• **REQUIRED WORK**
Gather up all lines that carry the word "document".

##### RECORDS FOR THIS EXERCISE #####

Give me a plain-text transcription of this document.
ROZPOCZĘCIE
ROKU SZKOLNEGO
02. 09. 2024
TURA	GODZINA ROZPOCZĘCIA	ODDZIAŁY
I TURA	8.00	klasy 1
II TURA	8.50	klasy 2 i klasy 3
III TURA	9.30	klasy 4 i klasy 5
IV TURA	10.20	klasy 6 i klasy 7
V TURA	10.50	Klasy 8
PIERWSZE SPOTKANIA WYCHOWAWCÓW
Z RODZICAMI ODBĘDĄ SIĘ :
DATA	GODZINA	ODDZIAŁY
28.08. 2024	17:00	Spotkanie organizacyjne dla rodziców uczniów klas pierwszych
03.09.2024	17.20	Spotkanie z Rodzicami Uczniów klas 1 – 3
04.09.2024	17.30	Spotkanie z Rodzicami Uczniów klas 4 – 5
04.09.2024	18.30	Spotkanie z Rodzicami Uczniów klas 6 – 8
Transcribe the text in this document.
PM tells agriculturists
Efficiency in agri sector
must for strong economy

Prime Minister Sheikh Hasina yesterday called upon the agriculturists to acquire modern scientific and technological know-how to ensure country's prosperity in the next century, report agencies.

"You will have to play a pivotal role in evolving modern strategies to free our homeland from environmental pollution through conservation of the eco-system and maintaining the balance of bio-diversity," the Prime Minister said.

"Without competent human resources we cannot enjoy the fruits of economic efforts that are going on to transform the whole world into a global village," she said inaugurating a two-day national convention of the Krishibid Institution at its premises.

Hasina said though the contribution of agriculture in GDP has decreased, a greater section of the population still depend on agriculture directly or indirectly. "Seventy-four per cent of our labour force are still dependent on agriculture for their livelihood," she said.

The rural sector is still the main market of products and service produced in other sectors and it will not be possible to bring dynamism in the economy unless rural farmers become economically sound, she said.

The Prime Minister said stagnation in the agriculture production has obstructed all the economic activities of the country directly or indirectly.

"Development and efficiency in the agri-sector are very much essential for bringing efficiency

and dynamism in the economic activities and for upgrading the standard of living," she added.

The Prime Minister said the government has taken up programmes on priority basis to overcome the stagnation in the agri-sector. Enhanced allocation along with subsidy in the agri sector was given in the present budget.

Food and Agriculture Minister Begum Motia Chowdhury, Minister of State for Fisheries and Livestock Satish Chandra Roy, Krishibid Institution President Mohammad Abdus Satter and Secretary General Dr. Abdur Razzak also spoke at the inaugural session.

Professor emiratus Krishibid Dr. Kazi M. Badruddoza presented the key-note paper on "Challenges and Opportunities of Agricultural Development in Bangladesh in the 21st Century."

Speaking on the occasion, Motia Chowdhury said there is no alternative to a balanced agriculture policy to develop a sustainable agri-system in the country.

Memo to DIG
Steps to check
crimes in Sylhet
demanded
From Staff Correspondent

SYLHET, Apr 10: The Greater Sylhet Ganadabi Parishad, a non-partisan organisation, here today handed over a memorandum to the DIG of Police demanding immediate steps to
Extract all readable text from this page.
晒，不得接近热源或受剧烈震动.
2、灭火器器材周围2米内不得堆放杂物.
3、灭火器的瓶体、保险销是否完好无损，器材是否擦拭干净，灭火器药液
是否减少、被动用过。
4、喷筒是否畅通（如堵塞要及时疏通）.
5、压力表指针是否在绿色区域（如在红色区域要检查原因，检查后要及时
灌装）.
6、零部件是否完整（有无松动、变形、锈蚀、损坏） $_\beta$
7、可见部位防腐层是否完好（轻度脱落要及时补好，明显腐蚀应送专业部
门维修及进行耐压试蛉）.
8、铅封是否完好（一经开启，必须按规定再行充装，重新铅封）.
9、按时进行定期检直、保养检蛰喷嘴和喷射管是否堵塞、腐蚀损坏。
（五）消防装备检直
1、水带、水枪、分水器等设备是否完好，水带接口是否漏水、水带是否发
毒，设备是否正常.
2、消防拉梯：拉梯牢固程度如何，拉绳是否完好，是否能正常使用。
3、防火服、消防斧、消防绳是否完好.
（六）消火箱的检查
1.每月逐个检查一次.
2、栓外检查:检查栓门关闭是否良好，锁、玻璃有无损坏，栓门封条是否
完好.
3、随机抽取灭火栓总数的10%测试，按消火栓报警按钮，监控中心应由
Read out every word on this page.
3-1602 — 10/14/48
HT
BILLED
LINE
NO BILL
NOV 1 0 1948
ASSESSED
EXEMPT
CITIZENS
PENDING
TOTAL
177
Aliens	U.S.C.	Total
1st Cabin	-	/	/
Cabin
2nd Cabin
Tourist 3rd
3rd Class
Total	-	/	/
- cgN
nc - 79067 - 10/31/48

#####

• **THE ANSWER**
Give me a plain-text transcription of this document.
Transcribe the text in this document.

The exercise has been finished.